Word for word, copy all the data and drop the pictures.

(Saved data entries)
+++
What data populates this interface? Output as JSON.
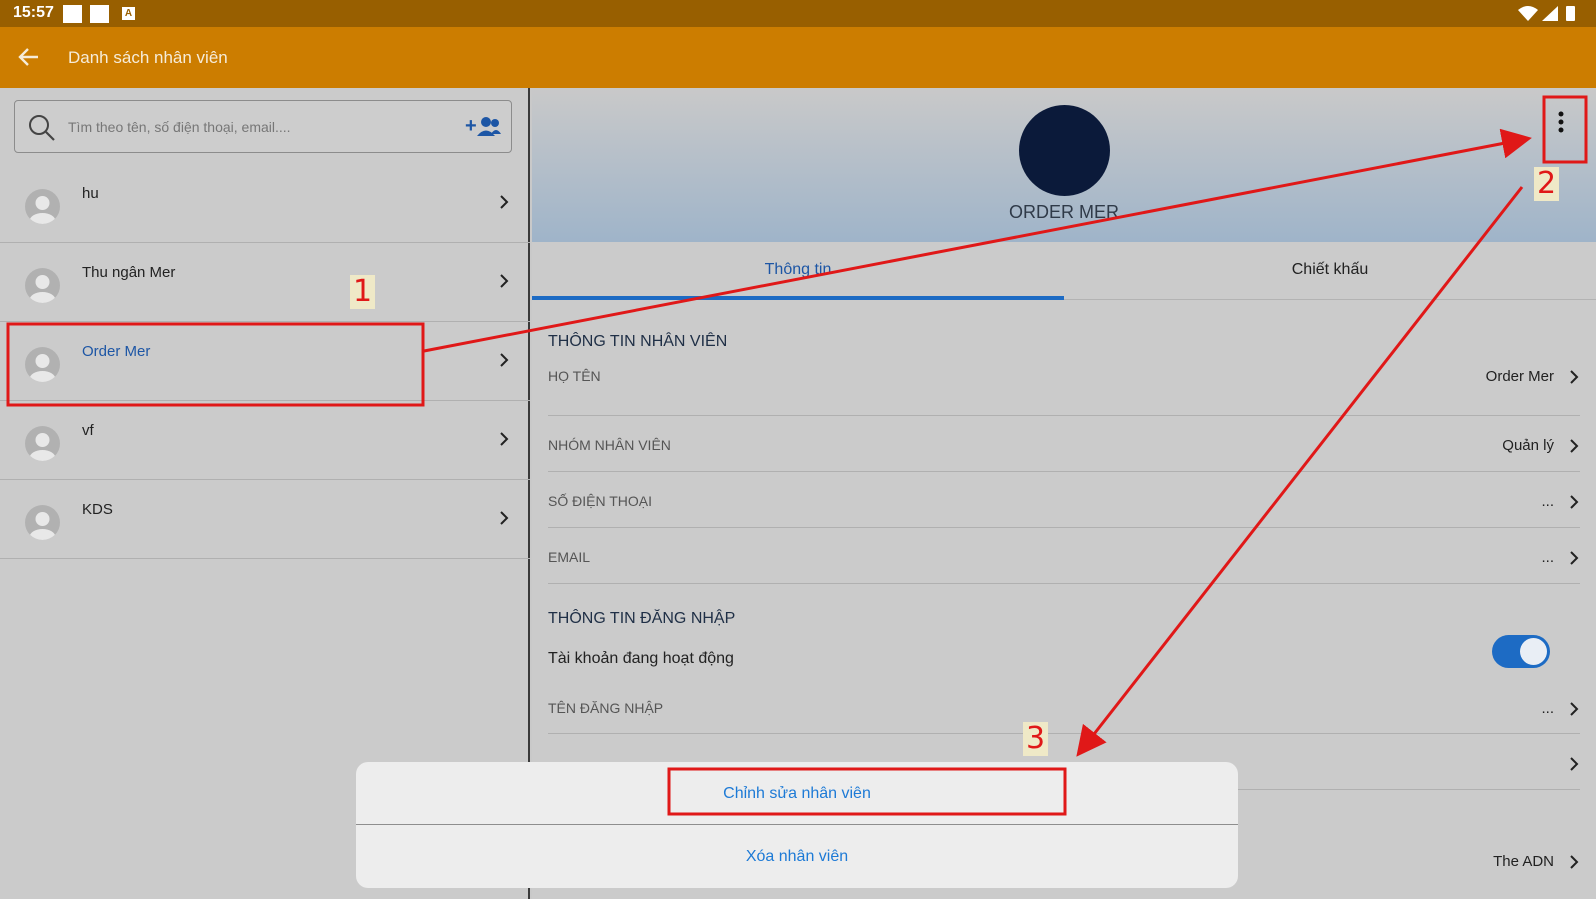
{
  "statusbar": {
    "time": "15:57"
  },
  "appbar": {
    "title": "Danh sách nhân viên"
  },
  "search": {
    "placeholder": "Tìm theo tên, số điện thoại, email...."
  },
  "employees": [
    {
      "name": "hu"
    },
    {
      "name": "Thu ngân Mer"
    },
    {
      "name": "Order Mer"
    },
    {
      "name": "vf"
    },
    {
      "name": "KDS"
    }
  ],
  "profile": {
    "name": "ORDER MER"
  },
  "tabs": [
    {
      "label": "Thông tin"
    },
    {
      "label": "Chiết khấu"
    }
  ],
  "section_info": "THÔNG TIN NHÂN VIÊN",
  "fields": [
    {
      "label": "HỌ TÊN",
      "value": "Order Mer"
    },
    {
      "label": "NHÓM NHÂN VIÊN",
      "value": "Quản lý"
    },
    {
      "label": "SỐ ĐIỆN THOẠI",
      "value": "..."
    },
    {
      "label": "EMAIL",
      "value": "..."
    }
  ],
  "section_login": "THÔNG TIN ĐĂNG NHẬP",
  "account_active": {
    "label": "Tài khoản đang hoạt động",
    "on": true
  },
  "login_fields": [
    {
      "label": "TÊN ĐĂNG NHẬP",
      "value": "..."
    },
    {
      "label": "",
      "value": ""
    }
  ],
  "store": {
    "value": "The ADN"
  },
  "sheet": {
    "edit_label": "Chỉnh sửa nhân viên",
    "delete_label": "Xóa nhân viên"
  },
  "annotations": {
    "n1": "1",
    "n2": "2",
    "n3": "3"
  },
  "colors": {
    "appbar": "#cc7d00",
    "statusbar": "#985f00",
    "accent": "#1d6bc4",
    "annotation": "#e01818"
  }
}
+++
> Answer to the task:
What data populates this interface? Output as JSON.
{
  "statusbar": {
    "time": "15:57"
  },
  "appbar": {
    "title": "Danh sách nhân viên"
  },
  "search": {
    "placeholder": "Tìm theo tên, số điện thoại, email...."
  },
  "employees": [
    {
      "name": "hu"
    },
    {
      "name": "Thu ngân Mer"
    },
    {
      "name": "Order Mer"
    },
    {
      "name": "vf"
    },
    {
      "name": "KDS"
    }
  ],
  "profile": {
    "name": "ORDER MER"
  },
  "tabs": [
    {
      "label": "Thông tin"
    },
    {
      "label": "Chiết khấu"
    }
  ],
  "section_info": "THÔNG TIN NHÂN VIÊN",
  "fields": [
    {
      "label": "HỌ TÊN",
      "value": "Order Mer"
    },
    {
      "label": "NHÓM NHÂN VIÊN",
      "value": "Quản lý"
    },
    {
      "label": "SỐ ĐIỆN THOẠI",
      "value": "..."
    },
    {
      "label": "EMAIL",
      "value": "..."
    }
  ],
  "section_login": "THÔNG TIN ĐĂNG NHẬP",
  "account_active": {
    "label": "Tài khoản đang hoạt động",
    "on": true
  },
  "login_fields": [
    {
      "label": "TÊN ĐĂNG NHẬP",
      "value": "..."
    },
    {
      "label": "",
      "value": ""
    }
  ],
  "store": {
    "value": "The ADN"
  },
  "sheet": {
    "edit_label": "Chỉnh sửa nhân viên",
    "delete_label": "Xóa nhân viên"
  },
  "annotations": {
    "n1": "1",
    "n2": "2",
    "n3": "3"
  },
  "colors": {
    "appbar": "#cc7d00",
    "statusbar": "#985f00",
    "accent": "#1d6bc4",
    "annotation": "#e01818"
  }
}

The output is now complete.